DATA FOR THIS TASK:
-- start --

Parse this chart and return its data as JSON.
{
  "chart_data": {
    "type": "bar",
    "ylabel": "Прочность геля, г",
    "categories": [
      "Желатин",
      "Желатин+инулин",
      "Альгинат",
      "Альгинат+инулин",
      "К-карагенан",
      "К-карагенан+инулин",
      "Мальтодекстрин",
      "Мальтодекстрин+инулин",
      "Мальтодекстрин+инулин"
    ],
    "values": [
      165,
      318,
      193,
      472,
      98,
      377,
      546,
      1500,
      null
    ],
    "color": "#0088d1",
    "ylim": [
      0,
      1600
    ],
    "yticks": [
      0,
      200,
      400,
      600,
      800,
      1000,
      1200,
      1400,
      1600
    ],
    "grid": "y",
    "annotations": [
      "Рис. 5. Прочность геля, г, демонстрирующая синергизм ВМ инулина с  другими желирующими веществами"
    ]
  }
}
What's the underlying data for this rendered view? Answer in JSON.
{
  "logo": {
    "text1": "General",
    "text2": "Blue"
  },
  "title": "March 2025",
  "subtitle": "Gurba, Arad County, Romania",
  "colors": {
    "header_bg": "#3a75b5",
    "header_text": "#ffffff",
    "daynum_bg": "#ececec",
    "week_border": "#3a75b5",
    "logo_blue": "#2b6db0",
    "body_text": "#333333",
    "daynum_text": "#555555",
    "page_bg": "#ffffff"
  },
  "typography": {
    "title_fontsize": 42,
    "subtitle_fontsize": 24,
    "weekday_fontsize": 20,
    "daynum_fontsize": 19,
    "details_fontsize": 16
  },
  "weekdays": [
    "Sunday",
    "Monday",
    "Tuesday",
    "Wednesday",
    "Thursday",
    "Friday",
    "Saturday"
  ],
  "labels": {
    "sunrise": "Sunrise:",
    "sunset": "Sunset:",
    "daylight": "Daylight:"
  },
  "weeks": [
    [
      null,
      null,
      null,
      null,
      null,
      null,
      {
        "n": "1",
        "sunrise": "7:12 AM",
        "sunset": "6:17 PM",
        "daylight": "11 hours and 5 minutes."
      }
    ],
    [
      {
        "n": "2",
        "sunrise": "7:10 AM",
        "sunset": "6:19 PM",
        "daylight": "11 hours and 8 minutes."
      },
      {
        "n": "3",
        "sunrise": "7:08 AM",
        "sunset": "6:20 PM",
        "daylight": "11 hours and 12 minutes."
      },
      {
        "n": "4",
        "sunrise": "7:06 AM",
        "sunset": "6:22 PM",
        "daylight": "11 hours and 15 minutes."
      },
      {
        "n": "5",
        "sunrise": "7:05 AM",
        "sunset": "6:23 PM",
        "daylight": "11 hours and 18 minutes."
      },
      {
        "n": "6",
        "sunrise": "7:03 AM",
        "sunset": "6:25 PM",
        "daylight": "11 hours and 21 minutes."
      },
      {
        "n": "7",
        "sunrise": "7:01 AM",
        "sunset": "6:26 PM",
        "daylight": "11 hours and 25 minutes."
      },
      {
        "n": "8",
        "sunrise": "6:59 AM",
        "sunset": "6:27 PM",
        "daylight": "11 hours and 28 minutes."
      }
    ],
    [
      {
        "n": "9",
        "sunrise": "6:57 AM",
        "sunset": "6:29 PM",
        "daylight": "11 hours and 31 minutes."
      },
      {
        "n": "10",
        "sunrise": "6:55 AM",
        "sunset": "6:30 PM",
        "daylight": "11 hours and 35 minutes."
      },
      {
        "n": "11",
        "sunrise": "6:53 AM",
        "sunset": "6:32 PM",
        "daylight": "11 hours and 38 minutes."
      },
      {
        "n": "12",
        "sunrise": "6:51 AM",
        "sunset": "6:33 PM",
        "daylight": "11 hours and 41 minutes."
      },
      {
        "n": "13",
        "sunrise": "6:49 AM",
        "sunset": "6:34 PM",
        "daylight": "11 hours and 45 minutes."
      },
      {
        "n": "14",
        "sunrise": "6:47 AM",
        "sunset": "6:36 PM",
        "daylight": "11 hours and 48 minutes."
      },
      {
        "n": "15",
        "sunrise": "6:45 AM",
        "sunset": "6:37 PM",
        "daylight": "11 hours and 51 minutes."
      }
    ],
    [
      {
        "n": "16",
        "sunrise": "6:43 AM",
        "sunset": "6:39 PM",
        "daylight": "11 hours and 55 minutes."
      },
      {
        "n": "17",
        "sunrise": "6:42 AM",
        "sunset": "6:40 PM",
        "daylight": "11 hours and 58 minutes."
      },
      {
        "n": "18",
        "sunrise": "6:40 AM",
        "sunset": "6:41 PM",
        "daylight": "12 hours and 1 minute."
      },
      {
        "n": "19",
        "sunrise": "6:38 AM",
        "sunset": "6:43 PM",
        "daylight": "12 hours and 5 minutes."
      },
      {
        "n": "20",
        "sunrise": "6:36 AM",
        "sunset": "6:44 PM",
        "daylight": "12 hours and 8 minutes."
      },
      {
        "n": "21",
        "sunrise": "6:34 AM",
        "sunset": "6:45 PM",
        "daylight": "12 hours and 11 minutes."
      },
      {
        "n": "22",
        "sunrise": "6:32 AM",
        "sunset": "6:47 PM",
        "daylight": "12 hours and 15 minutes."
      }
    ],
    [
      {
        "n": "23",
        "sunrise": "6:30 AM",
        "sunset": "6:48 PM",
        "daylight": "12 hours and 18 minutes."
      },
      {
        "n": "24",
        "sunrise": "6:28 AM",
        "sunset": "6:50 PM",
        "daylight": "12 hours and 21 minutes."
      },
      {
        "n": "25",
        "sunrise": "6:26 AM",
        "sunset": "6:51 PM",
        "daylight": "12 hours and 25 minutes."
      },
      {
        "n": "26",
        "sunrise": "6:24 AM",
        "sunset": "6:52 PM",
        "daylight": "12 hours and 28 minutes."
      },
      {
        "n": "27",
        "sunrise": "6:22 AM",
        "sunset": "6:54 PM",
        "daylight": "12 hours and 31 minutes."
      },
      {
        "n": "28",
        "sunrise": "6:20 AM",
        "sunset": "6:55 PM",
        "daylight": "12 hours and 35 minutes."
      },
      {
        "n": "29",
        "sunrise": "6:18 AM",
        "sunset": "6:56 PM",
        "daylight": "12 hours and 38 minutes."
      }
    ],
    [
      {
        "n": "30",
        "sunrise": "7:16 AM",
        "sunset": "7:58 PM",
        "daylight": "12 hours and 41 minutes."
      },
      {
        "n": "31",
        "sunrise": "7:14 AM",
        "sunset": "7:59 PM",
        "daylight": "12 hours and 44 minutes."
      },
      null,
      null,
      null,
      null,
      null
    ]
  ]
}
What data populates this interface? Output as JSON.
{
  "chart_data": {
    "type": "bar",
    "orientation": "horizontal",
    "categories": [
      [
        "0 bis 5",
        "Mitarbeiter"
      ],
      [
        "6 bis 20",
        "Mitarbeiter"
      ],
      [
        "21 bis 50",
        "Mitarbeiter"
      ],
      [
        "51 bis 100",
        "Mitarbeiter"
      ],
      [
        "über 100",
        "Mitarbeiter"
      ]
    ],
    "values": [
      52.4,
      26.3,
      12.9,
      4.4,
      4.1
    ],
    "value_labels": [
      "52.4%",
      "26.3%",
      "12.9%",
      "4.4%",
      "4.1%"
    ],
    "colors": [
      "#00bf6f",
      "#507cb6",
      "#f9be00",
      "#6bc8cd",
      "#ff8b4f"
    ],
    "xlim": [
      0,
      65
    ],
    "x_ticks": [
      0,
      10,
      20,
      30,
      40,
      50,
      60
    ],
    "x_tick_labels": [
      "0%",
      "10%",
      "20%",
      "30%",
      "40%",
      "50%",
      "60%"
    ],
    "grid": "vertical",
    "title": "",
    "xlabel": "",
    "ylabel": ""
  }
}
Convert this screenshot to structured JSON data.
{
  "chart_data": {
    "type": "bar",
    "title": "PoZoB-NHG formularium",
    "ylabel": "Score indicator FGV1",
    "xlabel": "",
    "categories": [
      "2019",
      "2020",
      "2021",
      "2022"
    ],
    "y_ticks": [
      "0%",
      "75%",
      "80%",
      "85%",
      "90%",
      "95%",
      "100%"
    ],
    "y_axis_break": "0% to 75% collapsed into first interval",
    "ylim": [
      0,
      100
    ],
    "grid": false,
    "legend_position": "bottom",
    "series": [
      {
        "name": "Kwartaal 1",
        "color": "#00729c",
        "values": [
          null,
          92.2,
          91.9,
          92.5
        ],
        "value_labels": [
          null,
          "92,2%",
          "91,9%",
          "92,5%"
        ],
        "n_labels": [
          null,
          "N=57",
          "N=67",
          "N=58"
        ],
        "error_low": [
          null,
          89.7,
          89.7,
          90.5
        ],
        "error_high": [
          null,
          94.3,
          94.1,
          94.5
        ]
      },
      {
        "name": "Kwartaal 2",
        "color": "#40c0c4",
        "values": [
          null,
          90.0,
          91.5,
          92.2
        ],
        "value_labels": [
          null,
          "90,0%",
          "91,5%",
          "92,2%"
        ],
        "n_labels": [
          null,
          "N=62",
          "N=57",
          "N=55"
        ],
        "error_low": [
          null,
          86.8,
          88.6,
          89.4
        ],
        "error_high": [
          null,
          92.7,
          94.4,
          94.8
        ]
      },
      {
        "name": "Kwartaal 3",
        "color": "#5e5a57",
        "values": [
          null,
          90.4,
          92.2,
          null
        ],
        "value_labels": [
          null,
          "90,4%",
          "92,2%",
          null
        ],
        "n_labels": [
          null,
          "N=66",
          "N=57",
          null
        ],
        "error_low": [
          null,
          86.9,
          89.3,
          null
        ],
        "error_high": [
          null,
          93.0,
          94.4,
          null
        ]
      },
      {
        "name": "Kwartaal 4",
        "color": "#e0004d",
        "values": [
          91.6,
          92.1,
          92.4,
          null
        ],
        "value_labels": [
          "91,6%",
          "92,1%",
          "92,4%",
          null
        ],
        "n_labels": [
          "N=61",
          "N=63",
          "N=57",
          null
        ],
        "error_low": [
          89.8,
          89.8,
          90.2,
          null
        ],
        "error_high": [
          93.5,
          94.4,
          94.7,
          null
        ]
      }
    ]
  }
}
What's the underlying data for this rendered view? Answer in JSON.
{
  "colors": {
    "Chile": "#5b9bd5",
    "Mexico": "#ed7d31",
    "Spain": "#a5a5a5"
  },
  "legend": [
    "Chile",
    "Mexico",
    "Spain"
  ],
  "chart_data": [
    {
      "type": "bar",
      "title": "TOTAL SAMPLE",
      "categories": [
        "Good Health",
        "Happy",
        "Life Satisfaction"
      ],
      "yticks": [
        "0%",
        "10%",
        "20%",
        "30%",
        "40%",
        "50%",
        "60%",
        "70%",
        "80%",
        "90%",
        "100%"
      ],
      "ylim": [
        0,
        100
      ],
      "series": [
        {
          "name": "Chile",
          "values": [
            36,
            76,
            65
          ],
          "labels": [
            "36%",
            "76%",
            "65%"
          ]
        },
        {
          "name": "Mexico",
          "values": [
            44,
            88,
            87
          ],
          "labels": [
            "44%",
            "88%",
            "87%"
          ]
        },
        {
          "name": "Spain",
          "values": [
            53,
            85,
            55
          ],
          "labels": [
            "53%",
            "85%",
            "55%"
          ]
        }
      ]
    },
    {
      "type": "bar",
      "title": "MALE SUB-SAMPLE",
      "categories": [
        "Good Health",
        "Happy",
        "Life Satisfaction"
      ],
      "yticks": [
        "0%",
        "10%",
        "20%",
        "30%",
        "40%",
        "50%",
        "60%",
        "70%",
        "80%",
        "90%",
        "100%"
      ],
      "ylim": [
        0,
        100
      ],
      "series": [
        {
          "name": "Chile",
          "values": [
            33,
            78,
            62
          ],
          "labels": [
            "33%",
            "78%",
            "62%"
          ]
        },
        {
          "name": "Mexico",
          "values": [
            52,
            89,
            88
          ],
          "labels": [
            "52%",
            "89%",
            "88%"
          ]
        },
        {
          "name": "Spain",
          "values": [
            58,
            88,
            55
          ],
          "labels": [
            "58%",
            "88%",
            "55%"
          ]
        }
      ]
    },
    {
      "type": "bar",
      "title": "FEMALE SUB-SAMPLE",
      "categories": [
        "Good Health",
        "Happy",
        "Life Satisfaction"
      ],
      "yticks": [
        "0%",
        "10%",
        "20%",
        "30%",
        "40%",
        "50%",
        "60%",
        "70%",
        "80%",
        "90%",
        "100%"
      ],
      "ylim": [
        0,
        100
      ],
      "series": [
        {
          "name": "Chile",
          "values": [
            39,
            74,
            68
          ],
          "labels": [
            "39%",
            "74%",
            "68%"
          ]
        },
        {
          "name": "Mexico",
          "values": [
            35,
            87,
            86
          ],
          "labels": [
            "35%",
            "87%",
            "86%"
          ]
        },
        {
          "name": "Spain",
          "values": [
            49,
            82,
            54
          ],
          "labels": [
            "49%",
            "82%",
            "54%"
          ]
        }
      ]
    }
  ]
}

-- end --

Find every line of the data that holds the string "геля", then say how many there are and nothing else.

2